** begin RAW RECORDS **

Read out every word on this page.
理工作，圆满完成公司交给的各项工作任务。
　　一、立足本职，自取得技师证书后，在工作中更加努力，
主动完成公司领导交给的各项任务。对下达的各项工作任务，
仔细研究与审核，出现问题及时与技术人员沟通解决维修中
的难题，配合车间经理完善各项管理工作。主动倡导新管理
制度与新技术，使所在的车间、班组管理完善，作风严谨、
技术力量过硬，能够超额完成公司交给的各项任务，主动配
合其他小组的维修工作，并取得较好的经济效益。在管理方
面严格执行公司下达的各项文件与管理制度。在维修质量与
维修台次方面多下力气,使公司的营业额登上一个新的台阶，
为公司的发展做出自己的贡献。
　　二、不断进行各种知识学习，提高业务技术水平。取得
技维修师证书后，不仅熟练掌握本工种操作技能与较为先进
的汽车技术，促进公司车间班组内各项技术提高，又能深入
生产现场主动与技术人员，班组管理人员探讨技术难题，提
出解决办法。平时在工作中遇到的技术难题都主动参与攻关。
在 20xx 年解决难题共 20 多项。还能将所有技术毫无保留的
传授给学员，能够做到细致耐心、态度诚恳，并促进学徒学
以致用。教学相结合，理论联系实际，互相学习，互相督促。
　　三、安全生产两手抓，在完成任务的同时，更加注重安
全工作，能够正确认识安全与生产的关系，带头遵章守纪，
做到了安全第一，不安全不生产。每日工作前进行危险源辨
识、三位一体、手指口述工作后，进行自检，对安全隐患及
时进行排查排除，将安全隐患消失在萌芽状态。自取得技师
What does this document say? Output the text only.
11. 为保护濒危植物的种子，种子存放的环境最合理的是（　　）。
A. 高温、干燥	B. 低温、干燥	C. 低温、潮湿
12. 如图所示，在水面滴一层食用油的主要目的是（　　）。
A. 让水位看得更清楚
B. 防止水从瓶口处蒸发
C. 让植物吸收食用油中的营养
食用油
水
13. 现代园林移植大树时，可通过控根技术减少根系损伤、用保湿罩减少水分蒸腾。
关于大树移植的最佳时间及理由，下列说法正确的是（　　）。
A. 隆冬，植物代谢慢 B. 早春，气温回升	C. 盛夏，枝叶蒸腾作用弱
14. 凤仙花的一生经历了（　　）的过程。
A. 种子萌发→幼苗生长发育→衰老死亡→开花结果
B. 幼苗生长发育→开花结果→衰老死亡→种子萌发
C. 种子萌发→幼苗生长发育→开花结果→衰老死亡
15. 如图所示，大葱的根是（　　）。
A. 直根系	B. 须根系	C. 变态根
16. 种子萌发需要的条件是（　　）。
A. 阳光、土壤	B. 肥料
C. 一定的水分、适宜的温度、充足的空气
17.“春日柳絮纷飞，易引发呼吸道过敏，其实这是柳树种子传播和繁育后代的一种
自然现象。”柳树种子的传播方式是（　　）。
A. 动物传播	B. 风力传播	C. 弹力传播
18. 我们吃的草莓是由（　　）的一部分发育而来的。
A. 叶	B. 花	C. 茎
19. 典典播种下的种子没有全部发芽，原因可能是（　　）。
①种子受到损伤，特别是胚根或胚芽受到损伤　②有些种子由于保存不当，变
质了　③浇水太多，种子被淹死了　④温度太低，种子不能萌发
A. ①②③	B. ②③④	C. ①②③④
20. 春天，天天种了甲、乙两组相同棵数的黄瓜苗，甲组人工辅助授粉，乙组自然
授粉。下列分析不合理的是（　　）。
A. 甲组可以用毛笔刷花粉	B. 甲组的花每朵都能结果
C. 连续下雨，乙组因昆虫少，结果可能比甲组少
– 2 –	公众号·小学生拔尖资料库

** end RAW RECORDS **

• WORK TO DO
Copy down the whole of the data above, matching it exactly.

• RESPONSE TO THIS TASK
Read out every word on this page.
理工作，圆满完成公司交给的各项工作任务。
　　一、立足本职，自取得技师证书后，在工作中更加努力，
主动完成公司领导交给的各项任务。对下达的各项工作任务，
仔细研究与审核，出现问题及时与技术人员沟通解决维修中
的难题，配合车间经理完善各项管理工作。主动倡导新管理
制度与新技术，使所在的车间、班组管理完善，作风严谨、
技术力量过硬，能够超额完成公司交给的各项任务，主动配
合其他小组的维修工作，并取得较好的经济效益。在管理方
面严格执行公司下达的各项文件与管理制度。在维修质量与
维修台次方面多下力气,使公司的营业额登上一个新的台阶，
为公司的发展做出自己的贡献。
　　二、不断进行各种知识学习，提高业务技术水平。取得
技维修师证书后，不仅熟练掌握本工种操作技能与较为先进
的汽车技术，促进公司车间班组内各项技术提高，又能深入
生产现场主动与技术人员，班组管理人员探讨技术难题，提
出解决办法。平时在工作中遇到的技术难题都主动参与攻关。
在 20xx 年解决难题共 20 多项。还能将所有技术毫无保留的
传授给学员，能够做到细致耐心、态度诚恳，并促进学徒学
以致用。教学相结合，理论联系实际，互相学习，互相督促。
　　三、安全生产两手抓，在完成任务的同时，更加注重安
全工作，能够正确认识安全与生产的关系，带头遵章守纪，
做到了安全第一，不安全不生产。每日工作前进行危险源辨
识、三位一体、手指口述工作后，进行自检，对安全隐患及
时进行排查排除，将安全隐患消失在萌芽状态。自取得技师
What does this document say? Output the text only.
11. 为保护濒危植物的种子，种子存放的环境最合理的是（　　）。
A. 高温、干燥	B. 低温、干燥	C. 低温、潮湿
12. 如图所示，在水面滴一层食用油的主要目的是（　　）。
A. 让水位看得更清楚
B. 防止水从瓶口处蒸发
C. 让植物吸收食用油中的营养
食用油
水
13. 现代园林移植大树时，可通过控根技术减少根系损伤、用保湿罩减少水分蒸腾。
关于大树移植的最佳时间及理由，下列说法正确的是（　　）。
A. 隆冬，植物代谢慢 B. 早春，气温回升	C. 盛夏，枝叶蒸腾作用弱
14. 凤仙花的一生经历了（　　）的过程。
A. 种子萌发→幼苗生长发育→衰老死亡→开花结果
B. 幼苗生长发育→开花结果→衰老死亡→种子萌发
C. 种子萌发→幼苗生长发育→开花结果→衰老死亡
15. 如图所示，大葱的根是（　　）。
A. 直根系	B. 须根系	C. 变态根
16. 种子萌发需要的条件是（　　）。
A. 阳光、土壤	B. 肥料
C. 一定的水分、适宜的温度、充足的空气
17.“春日柳絮纷飞，易引发呼吸道过敏，其实这是柳树种子传播和繁育后代的一种
自然现象。”柳树种子的传播方式是（　　）。
A. 动物传播	B. 风力传播	C. 弹力传播
18. 我们吃的草莓是由（　　）的一部分发育而来的。
A. 叶	B. 花	C. 茎
19. 典典播种下的种子没有全部发芽，原因可能是（　　）。
①种子受到损伤，特别是胚根或胚芽受到损伤　②有些种子由于保存不当，变
质了　③浇水太多，种子被淹死了　④温度太低，种子不能萌发
A. ①②③	B. ②③④	C. ①②③④
20. 春天，天天种了甲、乙两组相同棵数的黄瓜苗，甲组人工辅助授粉，乙组自然
授粉。下列分析不合理的是（　　）。
A. 甲组可以用毛笔刷花粉	B. 甲组的花每朵都能结果
C. 连续下雨，乙组因昆虫少，结果可能比甲组少
– 2 –	公众号·小学生拔尖资料库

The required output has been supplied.